WRITTEN EXERCISE:
Copy the records below exactly, leaving out every picture.

RAW DATA:

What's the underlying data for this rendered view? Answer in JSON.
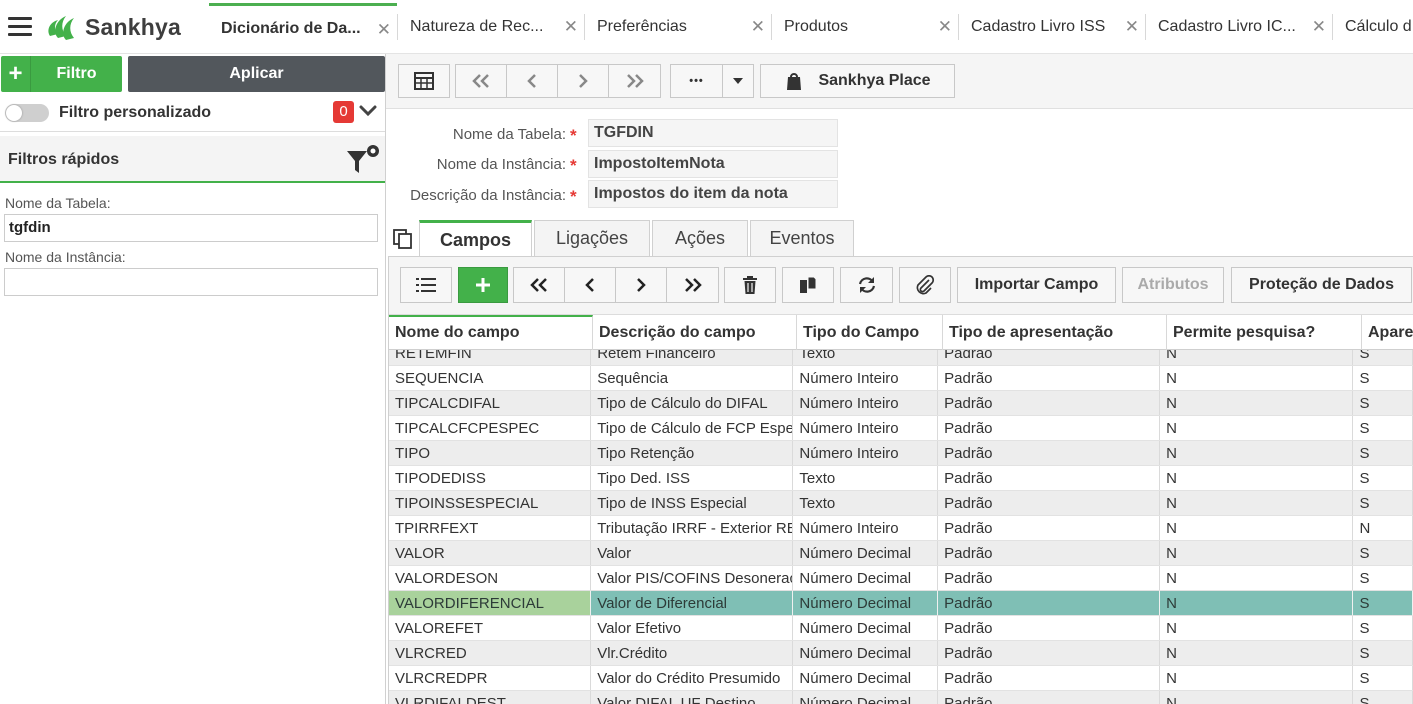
{
  "app": {
    "logo_text": "Sankhya",
    "brand_color": "#43b14a"
  },
  "tabs": [
    {
      "label": "Dicionário de Da...",
      "active": true
    },
    {
      "label": "Natureza de Rec..."
    },
    {
      "label": "Preferências"
    },
    {
      "label": "Produtos"
    },
    {
      "label": "Cadastro Livro ISS"
    },
    {
      "label": "Cadastro Livro IC..."
    },
    {
      "label": "Cálculo d"
    }
  ],
  "left": {
    "filter_button": "Filtro",
    "apply_button": "Aplicar",
    "custom_filter_label": "Filtro personalizado",
    "custom_filter_count": "0",
    "quick_filters_title": "Filtros rápidos",
    "fields": [
      {
        "label": "Nome da Tabela:",
        "value": "tgfdin"
      },
      {
        "label": "Nome da Instância:",
        "value": ""
      }
    ]
  },
  "toolbar": {
    "more_label": "•••",
    "place_label": "Sankhya Place"
  },
  "form": {
    "fields": [
      {
        "label": "Nome da Tabela:",
        "required": "*",
        "value": "TGFDIN"
      },
      {
        "label": "Nome da Instância:",
        "required": "*",
        "value": "ImpostoItemNota"
      },
      {
        "label": "Descrição da Instância:",
        "required": "*",
        "value": "Impostos do item da nota"
      }
    ]
  },
  "subtabs": [
    {
      "label": "Campos",
      "active": true
    },
    {
      "label": "Ligações"
    },
    {
      "label": "Ações"
    },
    {
      "label": "Eventos"
    }
  ],
  "grid_toolbar": {
    "import_label": "Importar Campo",
    "attributes_label": "Atributos",
    "protection_label": "Proteção de Dados"
  },
  "grid": {
    "columns": [
      "Nome do campo",
      "Descrição do campo",
      "Tipo do Campo",
      "Tipo de apresentação",
      "Permite pesquisa?",
      "Aparece"
    ],
    "rows": [
      [
        "RETEMFIN",
        "Retém Financeiro",
        "Texto",
        "Padrão",
        "N",
        "S"
      ],
      [
        "SEQUENCIA",
        "Sequência",
        "Número Inteiro",
        "Padrão",
        "N",
        "S"
      ],
      [
        "TIPCALCDIFAL",
        "Tipo de Cálculo do DIFAL",
        "Número Inteiro",
        "Padrão",
        "N",
        "S"
      ],
      [
        "TIPCALCFCPESPEC",
        "Tipo de Cálculo de FCP Espe",
        "Número Inteiro",
        "Padrão",
        "N",
        "S"
      ],
      [
        "TIPO",
        "Tipo Retenção",
        "Número Inteiro",
        "Padrão",
        "N",
        "S"
      ],
      [
        "TIPODEDISS",
        "Tipo Ded. ISS",
        "Texto",
        "Padrão",
        "N",
        "S"
      ],
      [
        "TIPOINSSESPECIAL",
        "Tipo de INSS Especial",
        "Texto",
        "Padrão",
        "N",
        "S"
      ],
      [
        "TPIRRFEXT",
        "Tributação IRRF - Exterior RE",
        "Número Inteiro",
        "Padrão",
        "N",
        "N"
      ],
      [
        "VALOR",
        "Valor",
        "Número Decimal",
        "Padrão",
        "N",
        "S"
      ],
      [
        "VALORDESON",
        "Valor PIS/COFINS Desonerac",
        "Número Decimal",
        "Padrão",
        "N",
        "S"
      ],
      [
        "VALORDIFERENCIAL",
        "Valor de Diferencial",
        "Número Decimal",
        "Padrão",
        "N",
        "S"
      ],
      [
        "VALOREFET",
        "Valor Efetivo",
        "Número Decimal",
        "Padrão",
        "N",
        "S"
      ],
      [
        "VLRCRED",
        "Vlr.Crédito",
        "Número Decimal",
        "Padrão",
        "N",
        "S"
      ],
      [
        "VLRCREDPR",
        "Valor do Crédito Presumido",
        "Número Decimal",
        "Padrão",
        "N",
        "S"
      ],
      [
        "VLRDIFALDEST",
        "Valor DIFAL UF Destino",
        "Número Decimal",
        "Padrão",
        "N",
        "S"
      ]
    ],
    "selected_row": 10
  }
}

FINAL RESULT:
What's the underlying data for this rendered view? Answer in JSON.
{
  "app": {
    "logo_text": "Sankhya",
    "brand_color": "#43b14a"
  },
  "tabs": [
    {
      "label": "Dicionário de Da...",
      "active": true
    },
    {
      "label": "Natureza de Rec..."
    },
    {
      "label": "Preferências"
    },
    {
      "label": "Produtos"
    },
    {
      "label": "Cadastro Livro ISS"
    },
    {
      "label": "Cadastro Livro IC..."
    },
    {
      "label": "Cálculo d"
    }
  ],
  "left": {
    "filter_button": "Filtro",
    "apply_button": "Aplicar",
    "custom_filter_label": "Filtro personalizado",
    "custom_filter_count": "0",
    "quick_filters_title": "Filtros rápidos",
    "fields": [
      {
        "label": "Nome da Tabela:",
        "value": "tgfdin"
      },
      {
        "label": "Nome da Instância:",
        "value": ""
      }
    ]
  },
  "toolbar": {
    "more_label": "•••",
    "place_label": "Sankhya Place"
  },
  "form": {
    "fields": [
      {
        "label": "Nome da Tabela:",
        "required": "*",
        "value": "TGFDIN"
      },
      {
        "label": "Nome da Instância:",
        "required": "*",
        "value": "ImpostoItemNota"
      },
      {
        "label": "Descrição da Instância:",
        "required": "*",
        "value": "Impostos do item da nota"
      }
    ]
  },
  "subtabs": [
    {
      "label": "Campos",
      "active": true
    },
    {
      "label": "Ligações"
    },
    {
      "label": "Ações"
    },
    {
      "label": "Eventos"
    }
  ],
  "grid_toolbar": {
    "import_label": "Importar Campo",
    "attributes_label": "Atributos",
    "protection_label": "Proteção de Dados"
  },
  "grid": {
    "columns": [
      "Nome do campo",
      "Descrição do campo",
      "Tipo do Campo",
      "Tipo de apresentação",
      "Permite pesquisa?",
      "Aparece"
    ],
    "rows": [
      [
        "RETEMFIN",
        "Retém Financeiro",
        "Texto",
        "Padrão",
        "N",
        "S"
      ],
      [
        "SEQUENCIA",
        "Sequência",
        "Número Inteiro",
        "Padrão",
        "N",
        "S"
      ],
      [
        "TIPCALCDIFAL",
        "Tipo de Cálculo do DIFAL",
        "Número Inteiro",
        "Padrão",
        "N",
        "S"
      ],
      [
        "TIPCALCFCPESPEC",
        "Tipo de Cálculo de FCP Espe",
        "Número Inteiro",
        "Padrão",
        "N",
        "S"
      ],
      [
        "TIPO",
        "Tipo Retenção",
        "Número Inteiro",
        "Padrão",
        "N",
        "S"
      ],
      [
        "TIPODEDISS",
        "Tipo Ded. ISS",
        "Texto",
        "Padrão",
        "N",
        "S"
      ],
      [
        "TIPOINSSESPECIAL",
        "Tipo de INSS Especial",
        "Texto",
        "Padrão",
        "N",
        "S"
      ],
      [
        "TPIRRFEXT",
        "Tributação IRRF - Exterior RE",
        "Número Inteiro",
        "Padrão",
        "N",
        "N"
      ],
      [
        "VALOR",
        "Valor",
        "Número Decimal",
        "Padrão",
        "N",
        "S"
      ],
      [
        "VALORDESON",
        "Valor PIS/COFINS Desonerac",
        "Número Decimal",
        "Padrão",
        "N",
        "S"
      ],
      [
        "VALORDIFERENCIAL",
        "Valor de Diferencial",
        "Número Decimal",
        "Padrão",
        "N",
        "S"
      ],
      [
        "VALOREFET",
        "Valor Efetivo",
        "Número Decimal",
        "Padrão",
        "N",
        "S"
      ],
      [
        "VLRCRED",
        "Vlr.Crédito",
        "Número Decimal",
        "Padrão",
        "N",
        "S"
      ],
      [
        "VLRCREDPR",
        "Valor do Crédito Presumido",
        "Número Decimal",
        "Padrão",
        "N",
        "S"
      ],
      [
        "VLRDIFALDEST",
        "Valor DIFAL UF Destino",
        "Número Decimal",
        "Padrão",
        "N",
        "S"
      ]
    ],
    "selected_row": 10
  }
}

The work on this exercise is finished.